» EXTRAIT CHOISI:
:::::
Le débat était attendu. Il est désormais tranché. Par une décision du 26 mars 2026 (n°503771), le Conseil d’État a validé les décrets instaurant le maintien à 90 % de la rémunération des agents publics en arrêt maladie. Une décision qui met fin à plusieurs mois de contestation, marquée par un recours porté exclusivement par la CFE-CGC.
⚖️ Une réforme confirmée par le juge
Depuis février 2025, les règles ont évolué : les agents publics ne perçoivent plus l’intégralité de leur rémunération en congé de maladie ordinaire, mais 90 % de leur traitement sur les premiers mois.
Saisi d’un recours introduit notamment par la Fédération des services publics CFE-CGC, le Conseil d’État a été amené à se prononcer sur la légalité des décrets n° 2025-197 et 2025-198 du 27 février 2025.
:::::
» À FAIRE:
1 > Traduisez en anglais cette phrase de l'extrait sur la rémunération des agents publics en arrêt maladie : « Depuis février 2025, les règles ont évolué : les agents publics ne perçoivent plus l'intégralité de leur rémunération en congé de maladie ordinaire, mais 90 % de leur traitement sur les premiers mois. »
2 > D'après l'extrait sur la rémunération des agents publics en arrêt maladie, de quand date la décision du Conseil d'État ?
3 > Prolongez l'extrait sur la rémunération des agents publics en arrêt maladie à partir de sa dernière phrase.
Le matériel n'a aucun lien avec l'extrait sur la rémunération des agents publics en arrêt maladie.
:::::
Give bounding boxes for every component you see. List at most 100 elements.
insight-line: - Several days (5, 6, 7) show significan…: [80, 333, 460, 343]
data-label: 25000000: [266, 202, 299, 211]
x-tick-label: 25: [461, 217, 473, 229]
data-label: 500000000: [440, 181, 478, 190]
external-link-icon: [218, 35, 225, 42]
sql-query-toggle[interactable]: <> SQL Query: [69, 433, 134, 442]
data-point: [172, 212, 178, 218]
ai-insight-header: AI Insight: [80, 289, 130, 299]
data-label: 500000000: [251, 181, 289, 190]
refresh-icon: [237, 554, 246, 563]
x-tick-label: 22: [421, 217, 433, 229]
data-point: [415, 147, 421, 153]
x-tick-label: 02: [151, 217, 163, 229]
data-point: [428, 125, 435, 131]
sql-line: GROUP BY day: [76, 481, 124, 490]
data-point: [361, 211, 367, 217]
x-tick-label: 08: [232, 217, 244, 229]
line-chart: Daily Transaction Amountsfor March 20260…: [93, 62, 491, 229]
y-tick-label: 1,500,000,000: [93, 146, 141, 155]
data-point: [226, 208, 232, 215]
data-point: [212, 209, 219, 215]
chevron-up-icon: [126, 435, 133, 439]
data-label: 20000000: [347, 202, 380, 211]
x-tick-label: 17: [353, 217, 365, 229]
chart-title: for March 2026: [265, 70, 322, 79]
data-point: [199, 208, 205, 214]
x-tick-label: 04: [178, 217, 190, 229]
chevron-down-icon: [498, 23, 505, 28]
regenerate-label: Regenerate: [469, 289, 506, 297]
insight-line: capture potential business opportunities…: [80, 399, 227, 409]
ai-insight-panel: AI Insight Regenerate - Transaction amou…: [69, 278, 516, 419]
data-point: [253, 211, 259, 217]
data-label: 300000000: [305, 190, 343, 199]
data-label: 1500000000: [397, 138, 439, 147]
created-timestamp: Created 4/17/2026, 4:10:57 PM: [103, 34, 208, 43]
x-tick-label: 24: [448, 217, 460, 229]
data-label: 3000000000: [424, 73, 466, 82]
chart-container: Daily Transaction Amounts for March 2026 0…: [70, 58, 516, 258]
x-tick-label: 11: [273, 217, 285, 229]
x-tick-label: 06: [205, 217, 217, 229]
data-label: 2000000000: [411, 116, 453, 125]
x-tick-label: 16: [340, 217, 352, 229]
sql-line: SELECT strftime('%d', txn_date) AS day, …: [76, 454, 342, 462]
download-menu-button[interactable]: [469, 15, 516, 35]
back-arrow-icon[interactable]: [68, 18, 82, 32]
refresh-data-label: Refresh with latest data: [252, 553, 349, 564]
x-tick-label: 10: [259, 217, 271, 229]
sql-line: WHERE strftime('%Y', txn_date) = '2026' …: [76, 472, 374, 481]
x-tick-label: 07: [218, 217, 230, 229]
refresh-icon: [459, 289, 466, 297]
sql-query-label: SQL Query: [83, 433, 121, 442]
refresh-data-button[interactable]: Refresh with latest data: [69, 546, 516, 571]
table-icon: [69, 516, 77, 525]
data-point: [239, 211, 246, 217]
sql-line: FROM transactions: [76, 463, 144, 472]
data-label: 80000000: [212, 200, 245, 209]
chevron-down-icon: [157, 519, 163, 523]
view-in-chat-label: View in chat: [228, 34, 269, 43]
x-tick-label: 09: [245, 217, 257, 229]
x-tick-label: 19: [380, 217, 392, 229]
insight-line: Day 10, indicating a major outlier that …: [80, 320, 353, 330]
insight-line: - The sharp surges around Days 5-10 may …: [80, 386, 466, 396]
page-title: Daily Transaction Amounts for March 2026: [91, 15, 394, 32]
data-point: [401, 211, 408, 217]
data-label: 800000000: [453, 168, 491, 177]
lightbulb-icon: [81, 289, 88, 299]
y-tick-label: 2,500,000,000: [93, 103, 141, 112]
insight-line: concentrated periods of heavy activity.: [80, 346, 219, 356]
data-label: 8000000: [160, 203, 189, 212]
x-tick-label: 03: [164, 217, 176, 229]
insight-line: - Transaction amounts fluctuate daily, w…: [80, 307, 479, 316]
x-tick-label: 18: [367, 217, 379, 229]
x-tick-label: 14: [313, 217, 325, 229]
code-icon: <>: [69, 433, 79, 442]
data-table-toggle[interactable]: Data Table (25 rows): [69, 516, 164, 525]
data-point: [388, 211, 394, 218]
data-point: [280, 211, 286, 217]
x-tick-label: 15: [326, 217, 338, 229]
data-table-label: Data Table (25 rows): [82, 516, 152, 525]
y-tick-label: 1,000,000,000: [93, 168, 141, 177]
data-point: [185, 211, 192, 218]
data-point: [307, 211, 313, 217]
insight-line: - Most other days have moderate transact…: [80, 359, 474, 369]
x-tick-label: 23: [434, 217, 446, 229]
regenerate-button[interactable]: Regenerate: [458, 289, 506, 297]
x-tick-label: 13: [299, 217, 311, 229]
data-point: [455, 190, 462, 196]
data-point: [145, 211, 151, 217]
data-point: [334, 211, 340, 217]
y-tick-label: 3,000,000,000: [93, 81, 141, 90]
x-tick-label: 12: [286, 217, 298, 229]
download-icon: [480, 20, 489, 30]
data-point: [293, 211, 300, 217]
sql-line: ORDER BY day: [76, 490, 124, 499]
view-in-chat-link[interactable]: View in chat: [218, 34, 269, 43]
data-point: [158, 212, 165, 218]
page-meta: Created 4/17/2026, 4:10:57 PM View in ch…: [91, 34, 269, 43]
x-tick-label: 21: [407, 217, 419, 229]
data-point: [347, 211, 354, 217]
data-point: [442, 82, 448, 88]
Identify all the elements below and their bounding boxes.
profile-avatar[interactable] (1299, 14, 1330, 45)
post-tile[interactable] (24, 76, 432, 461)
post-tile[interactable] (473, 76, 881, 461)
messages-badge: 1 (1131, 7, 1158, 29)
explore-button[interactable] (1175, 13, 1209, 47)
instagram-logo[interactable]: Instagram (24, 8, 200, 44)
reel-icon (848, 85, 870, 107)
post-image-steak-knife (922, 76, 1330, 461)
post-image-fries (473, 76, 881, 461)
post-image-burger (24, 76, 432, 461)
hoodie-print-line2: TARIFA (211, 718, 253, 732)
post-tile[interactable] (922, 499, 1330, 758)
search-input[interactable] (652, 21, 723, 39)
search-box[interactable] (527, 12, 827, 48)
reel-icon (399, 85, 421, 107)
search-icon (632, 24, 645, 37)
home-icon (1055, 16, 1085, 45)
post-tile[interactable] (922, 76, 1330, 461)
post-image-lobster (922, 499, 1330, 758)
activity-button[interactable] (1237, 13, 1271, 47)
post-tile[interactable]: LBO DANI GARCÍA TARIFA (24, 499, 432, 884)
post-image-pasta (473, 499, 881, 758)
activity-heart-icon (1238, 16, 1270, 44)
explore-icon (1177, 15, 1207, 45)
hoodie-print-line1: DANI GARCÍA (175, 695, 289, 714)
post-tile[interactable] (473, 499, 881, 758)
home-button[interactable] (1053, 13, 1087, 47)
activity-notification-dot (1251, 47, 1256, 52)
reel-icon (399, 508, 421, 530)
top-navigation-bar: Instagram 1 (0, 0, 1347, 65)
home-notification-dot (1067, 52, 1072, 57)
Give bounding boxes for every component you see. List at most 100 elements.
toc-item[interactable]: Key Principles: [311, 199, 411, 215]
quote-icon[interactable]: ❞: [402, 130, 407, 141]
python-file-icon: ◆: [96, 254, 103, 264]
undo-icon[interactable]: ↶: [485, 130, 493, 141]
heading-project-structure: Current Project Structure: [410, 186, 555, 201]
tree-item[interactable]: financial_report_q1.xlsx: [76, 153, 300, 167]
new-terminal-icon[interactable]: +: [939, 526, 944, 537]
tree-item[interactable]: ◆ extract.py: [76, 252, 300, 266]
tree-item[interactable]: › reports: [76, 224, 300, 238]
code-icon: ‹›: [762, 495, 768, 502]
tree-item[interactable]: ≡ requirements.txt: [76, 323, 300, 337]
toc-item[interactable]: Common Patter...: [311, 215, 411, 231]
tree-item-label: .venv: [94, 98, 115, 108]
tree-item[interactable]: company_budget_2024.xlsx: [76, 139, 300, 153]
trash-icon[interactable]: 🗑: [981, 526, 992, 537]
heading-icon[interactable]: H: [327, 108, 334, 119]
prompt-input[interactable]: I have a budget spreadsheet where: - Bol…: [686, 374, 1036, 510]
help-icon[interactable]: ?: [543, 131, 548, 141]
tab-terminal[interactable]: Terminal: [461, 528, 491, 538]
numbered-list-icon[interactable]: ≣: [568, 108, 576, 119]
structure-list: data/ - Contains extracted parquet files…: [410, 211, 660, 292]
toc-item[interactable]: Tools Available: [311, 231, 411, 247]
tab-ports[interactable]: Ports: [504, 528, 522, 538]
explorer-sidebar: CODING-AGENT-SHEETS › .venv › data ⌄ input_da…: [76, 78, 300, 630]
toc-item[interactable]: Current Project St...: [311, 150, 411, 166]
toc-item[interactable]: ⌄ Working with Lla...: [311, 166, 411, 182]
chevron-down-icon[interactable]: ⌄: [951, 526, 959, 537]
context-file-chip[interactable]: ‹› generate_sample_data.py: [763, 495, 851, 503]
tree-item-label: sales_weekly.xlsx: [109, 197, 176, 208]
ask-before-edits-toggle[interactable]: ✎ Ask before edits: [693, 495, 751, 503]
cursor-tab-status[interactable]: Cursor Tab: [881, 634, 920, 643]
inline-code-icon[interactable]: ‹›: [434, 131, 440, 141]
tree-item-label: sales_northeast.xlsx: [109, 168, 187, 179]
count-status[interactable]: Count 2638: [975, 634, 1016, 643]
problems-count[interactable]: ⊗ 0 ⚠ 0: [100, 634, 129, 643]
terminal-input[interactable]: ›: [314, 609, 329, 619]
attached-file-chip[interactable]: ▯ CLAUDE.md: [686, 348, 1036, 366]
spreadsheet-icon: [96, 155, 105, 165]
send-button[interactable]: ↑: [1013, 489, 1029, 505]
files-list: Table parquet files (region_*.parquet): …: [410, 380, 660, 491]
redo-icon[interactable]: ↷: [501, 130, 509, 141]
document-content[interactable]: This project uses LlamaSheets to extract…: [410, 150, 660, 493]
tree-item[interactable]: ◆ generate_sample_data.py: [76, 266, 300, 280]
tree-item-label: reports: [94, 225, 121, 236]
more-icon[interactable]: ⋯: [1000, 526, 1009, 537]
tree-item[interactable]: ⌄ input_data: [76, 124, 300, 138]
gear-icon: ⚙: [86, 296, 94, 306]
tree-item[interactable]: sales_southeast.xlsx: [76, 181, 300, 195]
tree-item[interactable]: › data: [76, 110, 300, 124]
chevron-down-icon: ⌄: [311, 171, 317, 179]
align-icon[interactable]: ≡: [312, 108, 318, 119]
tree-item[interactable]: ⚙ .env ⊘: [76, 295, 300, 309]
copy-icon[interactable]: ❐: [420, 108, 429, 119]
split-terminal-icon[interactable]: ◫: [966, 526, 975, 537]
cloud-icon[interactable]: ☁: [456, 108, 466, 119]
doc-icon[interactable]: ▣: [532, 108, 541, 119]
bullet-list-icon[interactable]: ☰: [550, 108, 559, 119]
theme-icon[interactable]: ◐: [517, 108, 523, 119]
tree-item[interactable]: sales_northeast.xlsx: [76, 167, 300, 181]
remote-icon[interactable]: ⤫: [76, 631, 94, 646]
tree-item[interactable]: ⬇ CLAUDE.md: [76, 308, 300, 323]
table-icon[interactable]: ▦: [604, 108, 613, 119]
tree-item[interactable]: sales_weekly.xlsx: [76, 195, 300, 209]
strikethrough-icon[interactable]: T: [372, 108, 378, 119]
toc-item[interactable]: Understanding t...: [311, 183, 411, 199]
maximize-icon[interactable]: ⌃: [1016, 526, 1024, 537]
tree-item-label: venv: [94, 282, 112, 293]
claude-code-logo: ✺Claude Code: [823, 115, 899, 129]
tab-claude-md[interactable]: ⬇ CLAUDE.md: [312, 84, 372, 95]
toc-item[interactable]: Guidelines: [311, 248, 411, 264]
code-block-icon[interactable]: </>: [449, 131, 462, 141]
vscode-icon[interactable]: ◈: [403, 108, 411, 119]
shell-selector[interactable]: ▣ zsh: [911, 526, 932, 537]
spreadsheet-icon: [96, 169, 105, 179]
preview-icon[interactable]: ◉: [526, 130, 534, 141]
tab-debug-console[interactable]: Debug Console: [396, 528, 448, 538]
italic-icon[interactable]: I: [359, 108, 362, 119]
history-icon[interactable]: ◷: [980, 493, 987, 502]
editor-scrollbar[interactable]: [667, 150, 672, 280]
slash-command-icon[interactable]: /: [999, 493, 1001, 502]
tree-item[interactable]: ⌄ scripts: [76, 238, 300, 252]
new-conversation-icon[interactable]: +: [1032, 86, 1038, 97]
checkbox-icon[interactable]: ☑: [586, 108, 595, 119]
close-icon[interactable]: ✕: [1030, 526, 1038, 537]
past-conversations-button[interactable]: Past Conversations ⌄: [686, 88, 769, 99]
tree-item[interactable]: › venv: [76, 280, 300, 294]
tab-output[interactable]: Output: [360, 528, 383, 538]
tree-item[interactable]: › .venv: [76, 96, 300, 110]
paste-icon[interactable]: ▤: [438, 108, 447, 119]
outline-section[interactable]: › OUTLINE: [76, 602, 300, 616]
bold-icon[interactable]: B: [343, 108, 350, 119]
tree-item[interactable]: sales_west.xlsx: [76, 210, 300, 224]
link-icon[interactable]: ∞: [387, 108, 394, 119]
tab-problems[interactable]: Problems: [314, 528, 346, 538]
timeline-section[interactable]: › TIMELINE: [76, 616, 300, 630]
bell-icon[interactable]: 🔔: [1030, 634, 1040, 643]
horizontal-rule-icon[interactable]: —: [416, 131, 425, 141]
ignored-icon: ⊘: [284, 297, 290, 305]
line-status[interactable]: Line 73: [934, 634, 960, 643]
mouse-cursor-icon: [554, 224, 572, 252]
:::::
» RÉPONSES DANS L'ORDRE:
1 > Since February 2025, the rules have changed: public employees no longer receive their full pay during ordinary sick leave, but 90% of their base salary for the first months.

2 > Elle date du 26 mars 2026.

3 >
Sa réponse est sans ambiguïté : les textes sont légaux.
👉 Le Conseil d’État rejette l’ensemble des moyens soulevés (Conseil d’État, 26 mars 2026, n°503771).
💰 Une baisse effective de la rémunération
Dans les faits, la réforme entraîne une diminution de revenu en cas d’arrêt maladie :
- le traitement indiciaire est maintenu à 90 %,
- les primes et indemnités ne sont pas garanties.
Cette dernière dimension peut accentuer les pertes selon les situations individuelles et les politiques indemnitaires des collectivités.
✊ Un recours porté par la seule CFE-CGC
Sur le plan syndical, la contestation juridique a été structurée autour d’un recours déposé par la CFE-CGC, à laquelle est affilié le Syndicat National des Territoriaux (SNT).
Dans ses prises de position, le SNT dénonçait :
- une baisse du pouvoir d’achat des agents,
- un impact renforcé sur les catégories les plus exposées,
- et un risque d’effet dissuasif concernant le recours aux arrêts maladie.
L’argument central reposait sur la hiérarchie des normes :
👉 selon la CFE-CGC, les décrets allaient au-delà de la loi de finances 2025, notamment en affectant les primes.
⚖️ Une argumentation non retenue
Le Conseil d’État n’a pas suivi cette analyse.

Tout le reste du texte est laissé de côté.